Recorded data »
►
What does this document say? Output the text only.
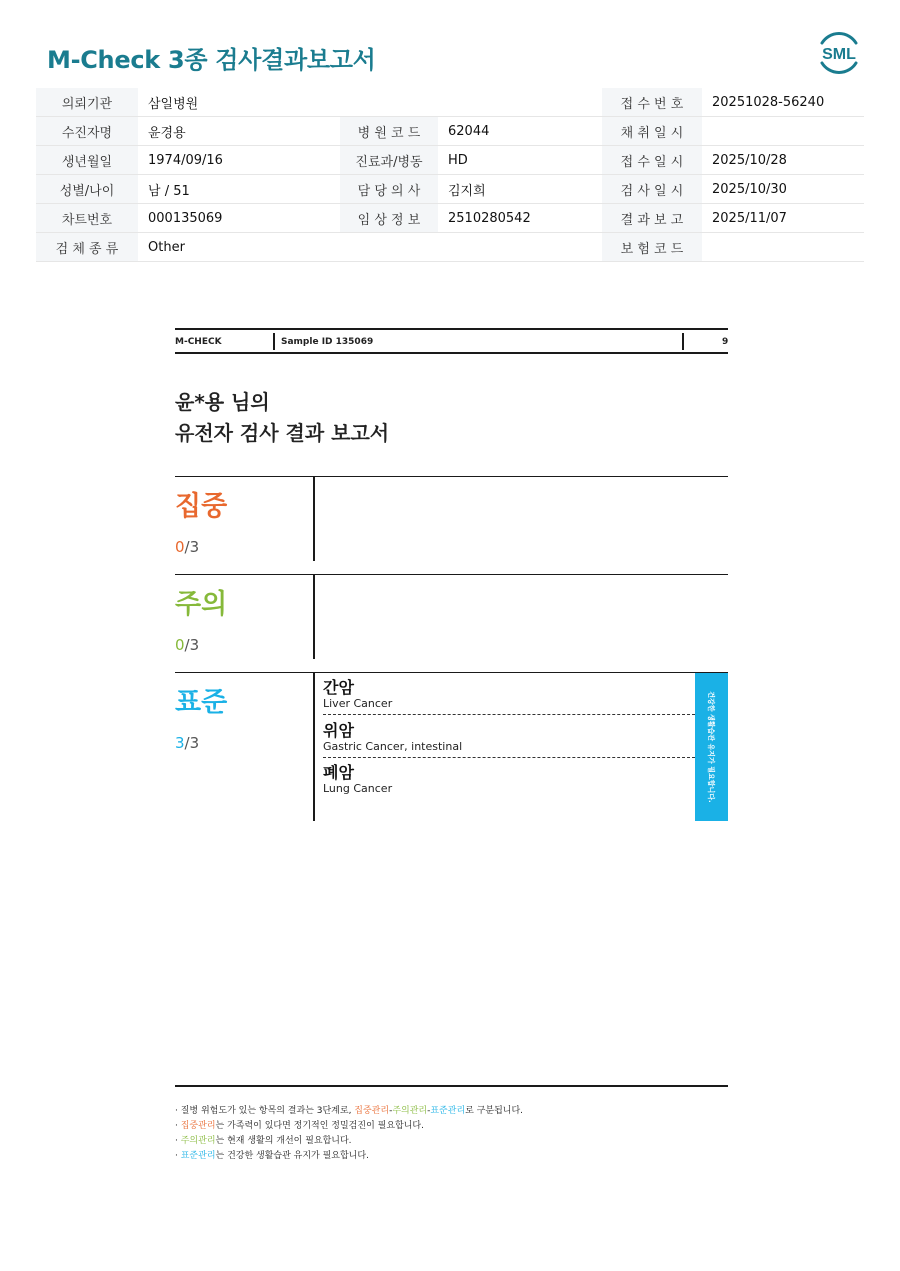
M-Check 3종 검사결과보고서	SML
의뢰기관	삼일병원			접 수 번 호	20251028-56240
수진자명	윤경용	병 원 코 드	62044	채 취 일 시	
생년월일	1974/09/16	진료과/병동	HD	접 수 일 시	2025/10/28
성별/나이	남 / 51	담 당 의 사	김지희	검 사 일 시	2025/10/30
차트번호	000135069	임 상 정 보	2510280542	결 과 보 고	2025/11/07
검 체 종 류	Other			보 험 코 드	
M-CHECK	Sample ID 135069	9
윤*용 님의
유전자 검사 결과 보고서
집중
0/3
주의
0/3
표준
3/3
간암
Liver Cancer
위암
Gastric Cancer, intestinal
폐암
Lung Cancer	건강한 생활습관 유지가 필요합니다.
· 질병 위험도가 있는 항목의 결과는 3단계로, 집중관리-주의관리-표준관리로 구분됩니다.
· 집중관리는 가족력이 있다면 정기적인 정밀검진이 필요합니다.
· 주의관리는 현재 생활의 개선이 필요합니다.
· 표준관리는 건강한 생활습관 유지가 필요합니다.
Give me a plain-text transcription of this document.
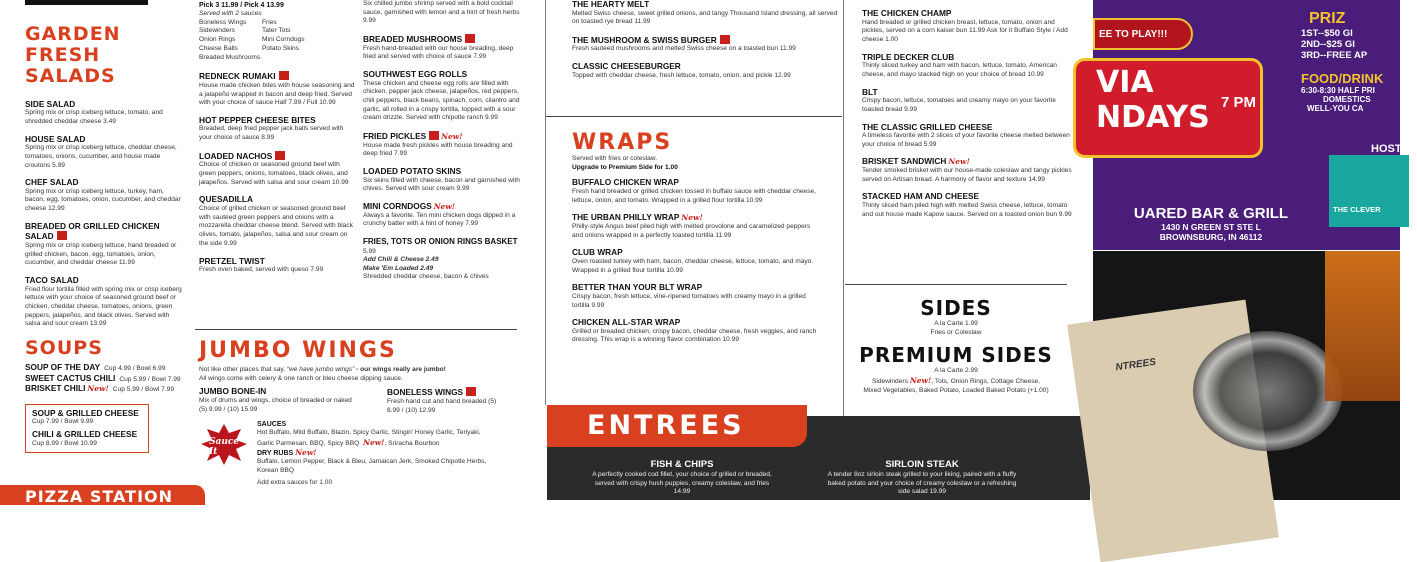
GARDEN FRESH
SALADS
SIDE SALAD
Spring mix or crisp iceberg lettuce, tomato, and shredded cheddar cheese 3.49
HOUSE SALAD
Spring mix or crisp iceberg lettuce, cheddar cheese, tomatoes, onions, cucumber, and house made croutons 5.99
CHEF SALAD
Spring mix or crisp iceberg lettuce, turkey, ham, bacon, egg, tomatoes, onion, cucumber, and cheddar cheese 12.99
BREADED OR GRILLED CHICKEN SALAD
Spring mix or crisp iceberg lettuce, hand breaded or grilled chicken, bacon, egg, tomatoes, onion, cucumber, and cheddar cheese 11.99
TACO SALAD
Fried flour tortilla filled with spring mix or crisp iceberg lettuce with your choice of seasoned ground beef or chicken, cheddar cheese, tomatoes, onions, green peppers, jalapeños, and black olives. Served with salsa and sour cream 13.99
SOUPS
SOUP OF THE DAY Cup 4.99 / Bowl 6.99
SWEET CACTUS CHILI Cup 5.99 / Bowl 7.99
BRISKET CHILI New! Cup 5.99 / Bowl 7.99
SOUP & GRILLED CHEESE
Cup 7.99 / Bowl 9.99
CHILI & GRILLED CHEESE
Cup 8.99 / Bowl 10.99
PIZZA STATION
Pick 3 11.99 / Pick 4 13.99
Served with 2 sauces
Boneless Wings	Fries
Sidewinders	Tater Tots
Onion Rings	Mini Corndogs
Cheese Balls	Potato Skins
Breaded Mushrooms
REDNECK RUMAKI
House made chicken bites with house seasoning and a jalapeño wrapped in bacon and deep fried. Served with your choice of sauce Half 7.99 / Full 10.99
HOT PEPPER CHEESE BITES
Breaded, deep fried pepper jack balls served with your choice of sauce 8.99
LOADED NACHOS
Choice of chicken or seasoned ground beef with green peppers, onions, tomatoes, black olives, and jalapeños. Served with salsa and sour cream 10.99
QUESADILLA
Choice of grilled chicken or seasoned ground beef with sautéed green peppers and onions with a mozzarella cheddar cheese blend. Served with black olives, tomato, jalapeños, salsa and sour cream on the side 9.99
PRETZEL TWIST
Fresh oven baked, served with queso 7.99
JUMBO WINGS
Not like other places that say, “we have jumbo wings” - our wings really are jumbo!
All wings come with celery & one ranch or bleu cheese dipping sauce.
JUMBO BONE-IN
Mix of drums and wings, choice of breaded or naked (5) 9.99 / (10) 15.99
BONELESS WINGS
Fresh hand cut and hand breaded (5) 8.99 / (10) 12.99
Sauce It
SAUCES
Hot Buffalo, Mild Buffalo, Blazin, Spicy Garlic, Stingin' Honey Garlic, Teriyaki, Garlic Parmesan, BBQ, Spicy BBQ New!, Sriracha Bourbon
DRY RUBS New!
Buffalo, Lemon Pepper, Black & Bleu, Jamaican Jerk, Smoked Chipotle Herbs, Korean BBQ
Add extra sauces for 1.00
Six chilled jumbo shrimp served with a bold cocktail sauce, garnished with lemon and a hint of fresh herbs 9.99
BREADED MUSHROOMS
Fresh hand-breaded with our house breading, deep fried and served with choice of sauce 7.99
SOUTHWEST EGG ROLLS
These chicken and cheese egg rolls are filled with chicken, pepper jack cheese, jalapeños, red peppers, chili peppers, black beans, spinach, corn, cilantro and garlic, all rolled in a crispy tortilla, topped with a sour cream drizzle. Served with chipotle ranch 9.99
FRIED PICKLES New!
House made fresh pickles with house breading and deep fried 7.99
LOADED POTATO SKINS
Six skins filled with cheese, bacon and garnished with chives. Served with sour cream 9.99
MINI CORNDOGS New!
Always a favorite. Ten mini chicken dogs dipped in a crunchy batter with a hint of honey 7.99
FRIES, TOTS OR ONION RINGS BASKET 5.99
Add Chili & Cheese 2.49
Make 'Em Loaded 2.49
Shredded cheddar cheese, bacon & chives
THE HEARTY MELT
Melted Swiss cheese, sweet grilled onions, and tangy Thousand Island dressing, all served on toasted rye bread 11.99
THE MUSHROOM & SWISS BURGER
Fresh sautéed mushrooms and melted Swiss cheese on a toasted bun 11.99
CLASSIC CHEESEBURGER
Topped with cheddar cheese, fresh lettuce, tomato, onion, and pickle 12.99
WRAPS
Served with fries or coleslaw.
Upgrade to Premium Side for 1.00
BUFFALO CHICKEN WRAP
Fresh hand breaded or grilled chicken tossed in buffalo sauce with cheddar cheese, lettuce, onion, and tomato. Wrapped in a grilled flour tortilla 10.99
THE URBAN PHILLY WRAP New!
Philly-style Angus beef piled high with melted provolone and caramelized peppers and onions wrapped in a perfectly toasted tortilla 11.99
CLUB WRAP
Oven roasted turkey with ham, bacon, cheddar cheese, lettuce, tomato, and mayo. Wrapped in a grilled flour tortilla 10.99
BETTER THAN YOUR BLT WRAP
Crispy bacon, fresh lettuce, vine-ripened tomatoes with creamy mayo in a grilled tortilla 9.99
CHICKEN ALL-STAR WRAP
Grilled or breaded chicken, crispy bacon, cheddar cheese, fresh veggies, and ranch dressing. This wrap is a winning flavor combination 10.99
THE CHICKEN CHAMP
Hand breaded or grilled chicken breast, lettuce, tomato, onion and pickles, served on a corn kaiser bun 11.99 Ask for it Buffalo Style / Add cheese 1.00
TRIPLE DECKER CLUB
Thinly sliced turkey and ham with bacon, lettuce, tomato, American cheese, and mayo stacked high on your choice of bread 10.99
BLT
Crispy bacon, lettuce, tomatoes and creamy mayo on your favorite toasted bread 9.99
THE CLASSIC GRILLED CHEESE
A timeless favorite with 2 slices of your favorite cheese melted between your choice of bread 5.99
BRISKET SANDWICH New!
Tender smoked brisket with our house-made coleslaw and tangy pickles served on Artisan bread. A harmony of flavor and texture 14.99
STACKED HAM AND CHEESE
Thinly sliced ham piled high with melted Swiss cheese, lettuce, tomato and out house made Kapow sauce. Served on a toasted onion bun 9.99
SIDES
A la Carte 1.99
Fries or Coleslaw
PREMIUM SIDES
A la Carte 2.99
Sidewinders New!, Tots, Onion Rings, Cottage Cheese,
Mixed Vegetables, Baked Potato, Loaded Baked Potato (+1.00)
ENTREES
FISH & CHIPS
A perfectly cooked cod fillet, your choice of grilled or breaded, served with crispy hush puppies, creamy coleslaw, and fries 14.99
SIRLOIN STEAK
A tender 8oz sirloin steak grilled to your liking, paired with a fluffy baked potato and your choice of creamy coleslaw or a refreshing side salad 19.99
EE TO PLAY!!!
VIA
NDAYS 7 PM
PRIZ
1ST--$50 GI
2ND--$25 GI
3RD--FREE AP
FOOD/DRINK
6:30-8:30 HALF PRI
DOMESTICS
WELL-YOU CA
HOSTED
THE CLEVER
UARED BAR & GRILL
1430 N GREEN ST STE L
BROWNSBURG, IN 46112
NTREES
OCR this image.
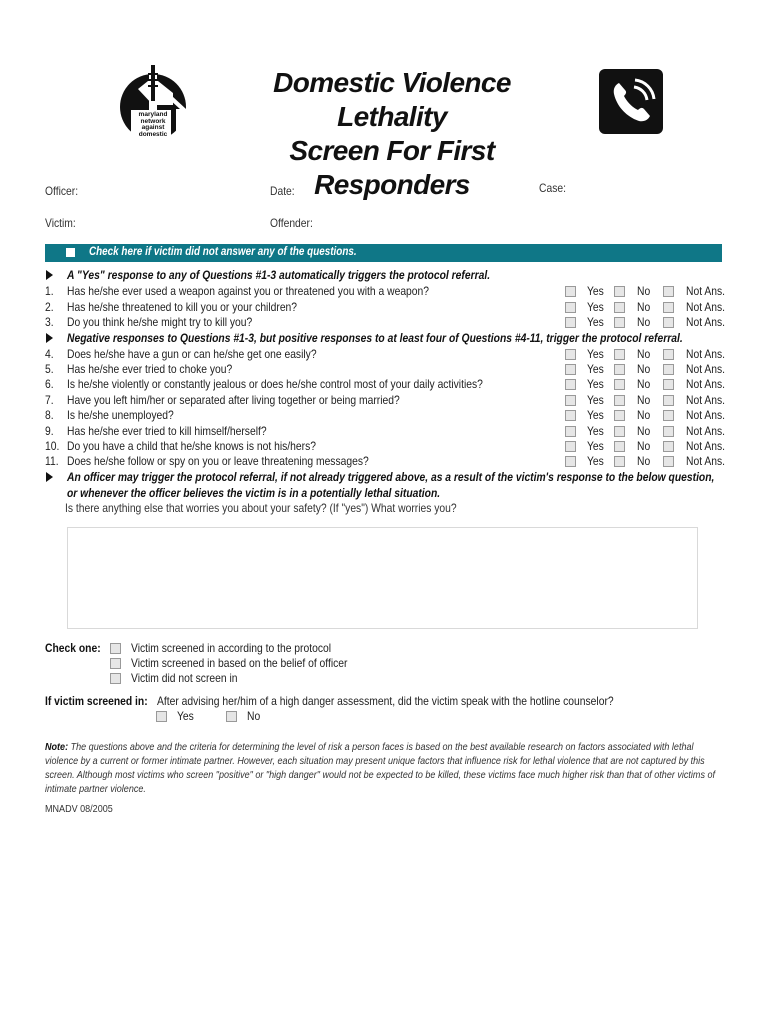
maryland
network
against
domestic
Domestic Violence Lethality
Screen For First Responders
Officer:	Date:	Case:
Victim:	Offender:
Check here if victim did not answer any of the questions.
A "Yes" response to any of Questions #1-3 automatically triggers the protocol referral.
1. Has he/she ever used a weapon against you or threatened you with a weapon?	Yes	No	Not Ans.
2. Has he/she threatened to kill you or your children?	Yes	No	Not Ans.
3. Do you think he/she might try to kill you?	Yes	No	Not Ans.
Negative responses to Questions #1-3, but positive responses to at least four of Questions #4-11, trigger the protocol referral.
4. Does he/she have a gun or can he/she get one easily?	Yes	No	Not Ans.
5. Has he/she ever tried to choke you?	Yes	No	Not Ans.
6. Is he/she violently or constantly jealous or does he/she control most of your daily activities?	Yes	No	Not Ans.
7. Have you left him/her or separated after living together or being married?	Yes	No	Not Ans.
8. Is he/she unemployed?	Yes	No	Not Ans.
9. Has he/she ever tried to kill himself/herself?	Yes	No	Not Ans.
10. Do you have a child that he/she knows is not his/hers?	Yes	No	Not Ans.
11. Does he/she follow or spy on you or leave threatening messages?	Yes	No	Not Ans.
An officer may trigger the protocol referral, if not already triggered above, as a result of the victim's response to the below question,
or whenever the officer believes the victim is in a potentially lethal situation.
Is there anything else that worries you about your safety? (If "yes") What worries you?
Check one:	Victim screened in according to the protocol
Victim screened in based on the belief of officer
Victim did not screen in
If victim screened in: After advising her/him of a high danger assessment, did the victim speak with the hotline counselor?
Yes	No
Note: The questions above and the criteria for determining the level of risk a person faces is based on the best available research on factors associated with lethal
violence by a current or former intimate partner. However, each situation may present unique factors that influence risk for lethal violence that are not captured by this
screen. Although most victims who screen "positive" or "high danger" would not be expected to be killed, these victims face much higher risk than that of other victims of
intimate partner violence.
MNADV 08/2005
◄
Requirement » Copy out each line of the listing that holds "protocol".

Solution »
A "Yes" response to any of Questions #1-3 automatically triggers the protocol referral.
Negative responses to Questions #1-3, but positive responses to at least four of Questions #4-11, trigger the protocol referral.
An officer may trigger the protocol referral, if not already triggered above, as a result of the victim's response to the below question,
Check one:	Victim screened in according to the protocol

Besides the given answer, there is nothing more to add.